** Start of DATASET EXTRACT **
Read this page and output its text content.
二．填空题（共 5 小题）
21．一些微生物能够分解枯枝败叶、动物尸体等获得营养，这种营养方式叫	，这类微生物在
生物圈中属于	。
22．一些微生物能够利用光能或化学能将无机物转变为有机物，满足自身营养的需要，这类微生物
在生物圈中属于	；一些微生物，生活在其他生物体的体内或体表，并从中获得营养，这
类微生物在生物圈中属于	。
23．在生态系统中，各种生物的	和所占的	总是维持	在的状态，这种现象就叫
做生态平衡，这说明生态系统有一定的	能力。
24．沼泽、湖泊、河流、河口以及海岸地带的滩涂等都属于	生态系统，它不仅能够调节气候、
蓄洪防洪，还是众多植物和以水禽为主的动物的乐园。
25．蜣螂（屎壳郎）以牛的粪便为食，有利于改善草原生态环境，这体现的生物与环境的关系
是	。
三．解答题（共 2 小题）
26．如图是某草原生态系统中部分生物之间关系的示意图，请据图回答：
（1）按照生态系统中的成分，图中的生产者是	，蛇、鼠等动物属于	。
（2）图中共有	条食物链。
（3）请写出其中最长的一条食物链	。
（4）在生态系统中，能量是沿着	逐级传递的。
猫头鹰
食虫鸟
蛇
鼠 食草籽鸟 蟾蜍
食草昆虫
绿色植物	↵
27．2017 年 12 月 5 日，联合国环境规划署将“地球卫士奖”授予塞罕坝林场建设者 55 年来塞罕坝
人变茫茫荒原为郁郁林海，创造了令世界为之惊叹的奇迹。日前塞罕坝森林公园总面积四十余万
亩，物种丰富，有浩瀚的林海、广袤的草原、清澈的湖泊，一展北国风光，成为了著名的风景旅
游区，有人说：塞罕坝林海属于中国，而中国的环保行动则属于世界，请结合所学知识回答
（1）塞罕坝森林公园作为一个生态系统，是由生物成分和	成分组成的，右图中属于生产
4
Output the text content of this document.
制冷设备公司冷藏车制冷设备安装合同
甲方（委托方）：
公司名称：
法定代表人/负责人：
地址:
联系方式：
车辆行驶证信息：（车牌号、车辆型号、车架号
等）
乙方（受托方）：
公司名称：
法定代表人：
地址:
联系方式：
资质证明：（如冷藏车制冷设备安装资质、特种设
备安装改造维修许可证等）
** End of DATASET EXTRACT **
Your task is to quote all of the data word for word.

Read this page and output its text content.
二．填空题（共 5 小题）
21．一些微生物能够分解枯枝败叶、动物尸体等获得营养，这种营养方式叫	，这类微生物在
生物圈中属于	。
22．一些微生物能够利用光能或化学能将无机物转变为有机物，满足自身营养的需要，这类微生物
在生物圈中属于	；一些微生物，生活在其他生物体的体内或体表，并从中获得营养，这
类微生物在生物圈中属于	。
23．在生态系统中，各种生物的	和所占的	总是维持	在的状态，这种现象就叫
做生态平衡，这说明生态系统有一定的	能力。
24．沼泽、湖泊、河流、河口以及海岸地带的滩涂等都属于	生态系统，它不仅能够调节气候、
蓄洪防洪，还是众多植物和以水禽为主的动物的乐园。
25．蜣螂（屎壳郎）以牛的粪便为食，有利于改善草原生态环境，这体现的生物与环境的关系
是	。
三．解答题（共 2 小题）
26．如图是某草原生态系统中部分生物之间关系的示意图，请据图回答：
（1）按照生态系统中的成分，图中的生产者是	，蛇、鼠等动物属于	。
（2）图中共有	条食物链。
（3）请写出其中最长的一条食物链	。
（4）在生态系统中，能量是沿着	逐级传递的。
猫头鹰
食虫鸟
蛇
鼠 食草籽鸟 蟾蜍
食草昆虫
绿色植物	↵
27．2017 年 12 月 5 日，联合国环境规划署将“地球卫士奖”授予塞罕坝林场建设者 55 年来塞罕坝
人变茫茫荒原为郁郁林海，创造了令世界为之惊叹的奇迹。日前塞罕坝森林公园总面积四十余万
亩，物种丰富，有浩瀚的林海、广袤的草原、清澈的湖泊，一展北国风光，成为了著名的风景旅
游区，有人说：塞罕坝林海属于中国，而中国的环保行动则属于世界，请结合所学知识回答
（1）塞罕坝森林公园作为一个生态系统，是由生物成分和	成分组成的，右图中属于生产
4
Output the text content of this document.
制冷设备公司冷藏车制冷设备安装合同
甲方（委托方）：
公司名称：
法定代表人/负责人：
地址:
联系方式：
车辆行驶证信息：（车牌号、车辆型号、车架号
等）
乙方（受托方）：
公司名称：
法定代表人：
地址:
联系方式：
资质证明：（如冷藏车制冷设备安装资质、特种设
备安装改造维修许可证等）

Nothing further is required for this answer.